**Extract**
┌──

Wound healing is a complex, integrated series of biochemical, cellular and physiological processes (Martin, 1997). The purpose of repairing events is to resist pathogens invasion, establish the integrity of the damaged tissue and reconstruct physiological function of skin. The healing process in full-thickness skin wounds includes inflammation, wound contraction, development of granulation tissue, scar formation and tissue remodeling (Singer and Clark, 1999) which are concurrent but independent to each other. During wound reparation progress, a critical step is the proliferation and migration of the resident epidermal keratinocytes and dermal cells from the wound edge and surrounding epidermis to the wound bed (Babu and Wells, 2001; Eming et al., 2007). The dermal cells, including dermal fibroblasts and dermal microvascular endothelial cells, perform important function in this reparation process. Topical application of compounds with enhancement of dermal cells proliferation and migration is to improve significantly wound healing (Pan et al., 2010). In previous study, we reported the isolation from the PE, AcOEt and n-BuOH of the fruits of Amorpha fruticosa L. Seven compounds were obtained and their structures were elucidated (Wang et al., 2010), and we evaluated both antimicrobial potential against a wide range of microorganisms and wound healing activity of the seven compounds isolated from the fruits of Amorpha fruticosa L. in vitro and in vivo.

└──

**Extracted data**

┌──

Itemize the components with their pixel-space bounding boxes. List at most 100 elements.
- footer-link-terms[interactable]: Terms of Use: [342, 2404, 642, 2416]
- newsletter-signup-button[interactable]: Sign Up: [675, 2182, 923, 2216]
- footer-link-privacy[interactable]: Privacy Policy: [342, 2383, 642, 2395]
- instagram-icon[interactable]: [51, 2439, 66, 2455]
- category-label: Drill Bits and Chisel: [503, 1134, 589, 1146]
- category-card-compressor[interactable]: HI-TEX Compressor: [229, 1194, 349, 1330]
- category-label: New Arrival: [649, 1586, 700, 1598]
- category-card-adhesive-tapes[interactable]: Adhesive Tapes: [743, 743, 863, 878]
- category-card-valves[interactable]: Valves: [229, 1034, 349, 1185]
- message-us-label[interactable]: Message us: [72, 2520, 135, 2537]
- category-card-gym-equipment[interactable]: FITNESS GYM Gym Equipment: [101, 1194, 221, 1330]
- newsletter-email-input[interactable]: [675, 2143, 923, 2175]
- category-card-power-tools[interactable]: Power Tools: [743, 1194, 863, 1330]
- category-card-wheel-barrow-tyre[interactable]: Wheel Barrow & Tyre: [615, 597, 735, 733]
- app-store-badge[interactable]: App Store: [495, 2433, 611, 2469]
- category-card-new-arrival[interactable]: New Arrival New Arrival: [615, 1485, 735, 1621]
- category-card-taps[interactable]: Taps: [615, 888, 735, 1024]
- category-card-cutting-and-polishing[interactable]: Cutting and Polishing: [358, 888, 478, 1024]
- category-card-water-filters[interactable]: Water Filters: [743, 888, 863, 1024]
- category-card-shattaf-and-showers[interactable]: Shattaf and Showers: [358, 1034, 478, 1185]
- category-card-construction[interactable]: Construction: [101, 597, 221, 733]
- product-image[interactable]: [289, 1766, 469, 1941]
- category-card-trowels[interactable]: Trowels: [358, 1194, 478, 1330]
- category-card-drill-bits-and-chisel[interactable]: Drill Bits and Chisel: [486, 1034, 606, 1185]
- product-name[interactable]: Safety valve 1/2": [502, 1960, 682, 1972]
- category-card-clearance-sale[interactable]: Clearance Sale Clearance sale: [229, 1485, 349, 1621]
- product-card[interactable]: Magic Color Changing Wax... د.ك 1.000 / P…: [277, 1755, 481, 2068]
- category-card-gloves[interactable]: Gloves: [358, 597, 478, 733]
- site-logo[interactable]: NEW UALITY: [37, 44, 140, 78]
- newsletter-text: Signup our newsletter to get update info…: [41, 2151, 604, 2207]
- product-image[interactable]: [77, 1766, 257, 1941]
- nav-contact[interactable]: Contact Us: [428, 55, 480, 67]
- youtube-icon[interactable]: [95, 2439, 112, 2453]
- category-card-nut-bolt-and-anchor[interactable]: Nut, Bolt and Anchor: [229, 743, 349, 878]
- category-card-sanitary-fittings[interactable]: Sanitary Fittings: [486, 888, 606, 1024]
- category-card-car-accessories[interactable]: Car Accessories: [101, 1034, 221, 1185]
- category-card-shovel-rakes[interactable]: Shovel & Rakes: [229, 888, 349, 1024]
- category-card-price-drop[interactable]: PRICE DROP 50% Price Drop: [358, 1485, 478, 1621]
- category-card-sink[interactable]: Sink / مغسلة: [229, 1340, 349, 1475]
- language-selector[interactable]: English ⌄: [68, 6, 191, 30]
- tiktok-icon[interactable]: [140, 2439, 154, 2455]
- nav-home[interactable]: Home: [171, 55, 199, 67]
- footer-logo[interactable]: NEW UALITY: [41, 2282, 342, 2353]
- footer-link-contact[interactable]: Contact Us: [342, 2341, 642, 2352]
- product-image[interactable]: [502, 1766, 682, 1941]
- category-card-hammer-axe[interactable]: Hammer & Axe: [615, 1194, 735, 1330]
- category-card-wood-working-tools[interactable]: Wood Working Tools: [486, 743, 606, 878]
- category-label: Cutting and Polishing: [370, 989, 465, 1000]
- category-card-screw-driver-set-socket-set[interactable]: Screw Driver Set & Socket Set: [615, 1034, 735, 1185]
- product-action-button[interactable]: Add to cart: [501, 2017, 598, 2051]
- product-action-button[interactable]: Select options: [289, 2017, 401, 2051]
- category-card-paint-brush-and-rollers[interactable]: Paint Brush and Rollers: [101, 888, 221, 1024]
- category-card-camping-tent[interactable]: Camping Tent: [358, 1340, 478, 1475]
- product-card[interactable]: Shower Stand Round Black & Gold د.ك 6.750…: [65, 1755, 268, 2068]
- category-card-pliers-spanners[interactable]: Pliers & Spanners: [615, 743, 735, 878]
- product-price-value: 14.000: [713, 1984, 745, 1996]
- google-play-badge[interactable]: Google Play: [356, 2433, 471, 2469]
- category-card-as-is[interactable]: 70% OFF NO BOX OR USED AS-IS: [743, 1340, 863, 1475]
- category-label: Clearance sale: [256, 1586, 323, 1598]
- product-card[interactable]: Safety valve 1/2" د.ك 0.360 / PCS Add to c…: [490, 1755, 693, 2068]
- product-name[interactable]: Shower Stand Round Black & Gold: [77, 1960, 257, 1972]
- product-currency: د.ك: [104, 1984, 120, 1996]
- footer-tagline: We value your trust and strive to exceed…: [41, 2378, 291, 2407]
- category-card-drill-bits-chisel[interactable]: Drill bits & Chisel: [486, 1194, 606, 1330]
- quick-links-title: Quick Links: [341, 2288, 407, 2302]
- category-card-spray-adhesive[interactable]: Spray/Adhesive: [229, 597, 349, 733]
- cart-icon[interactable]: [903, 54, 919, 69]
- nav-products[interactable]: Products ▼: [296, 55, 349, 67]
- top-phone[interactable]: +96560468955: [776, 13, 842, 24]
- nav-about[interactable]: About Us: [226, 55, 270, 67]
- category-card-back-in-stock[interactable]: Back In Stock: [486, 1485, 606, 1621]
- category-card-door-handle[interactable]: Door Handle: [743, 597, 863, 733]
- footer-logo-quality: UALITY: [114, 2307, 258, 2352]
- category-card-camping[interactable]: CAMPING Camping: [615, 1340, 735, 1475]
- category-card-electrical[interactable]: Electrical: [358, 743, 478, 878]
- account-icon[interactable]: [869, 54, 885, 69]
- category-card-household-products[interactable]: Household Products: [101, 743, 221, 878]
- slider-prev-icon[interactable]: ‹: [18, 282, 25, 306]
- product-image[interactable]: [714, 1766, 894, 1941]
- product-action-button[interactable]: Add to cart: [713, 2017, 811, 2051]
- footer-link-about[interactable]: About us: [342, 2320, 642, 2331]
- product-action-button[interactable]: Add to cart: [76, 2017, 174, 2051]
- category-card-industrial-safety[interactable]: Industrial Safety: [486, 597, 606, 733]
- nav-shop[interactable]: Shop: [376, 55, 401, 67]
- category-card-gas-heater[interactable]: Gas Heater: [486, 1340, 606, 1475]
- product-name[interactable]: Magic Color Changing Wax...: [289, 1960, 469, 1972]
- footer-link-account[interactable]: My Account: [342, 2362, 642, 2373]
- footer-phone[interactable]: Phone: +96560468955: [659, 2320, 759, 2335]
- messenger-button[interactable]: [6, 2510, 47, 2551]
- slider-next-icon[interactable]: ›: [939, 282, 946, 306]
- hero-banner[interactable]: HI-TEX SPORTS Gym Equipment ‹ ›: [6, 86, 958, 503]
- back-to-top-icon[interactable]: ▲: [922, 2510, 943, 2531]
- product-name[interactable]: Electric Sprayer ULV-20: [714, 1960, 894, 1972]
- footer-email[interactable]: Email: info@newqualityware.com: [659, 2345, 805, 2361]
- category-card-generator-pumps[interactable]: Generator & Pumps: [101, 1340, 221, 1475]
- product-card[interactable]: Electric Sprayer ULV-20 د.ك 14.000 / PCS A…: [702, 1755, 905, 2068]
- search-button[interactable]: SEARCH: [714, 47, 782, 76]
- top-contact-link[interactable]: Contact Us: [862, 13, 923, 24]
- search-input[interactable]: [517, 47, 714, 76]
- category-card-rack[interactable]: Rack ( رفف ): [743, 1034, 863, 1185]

└──

What processes does the wound-healing text name as part of healing in full-thickness skin wounds?

- Inflammation
- Wound contraction
- Development of granulation tissue
- Scar formation
- Tissue remodeling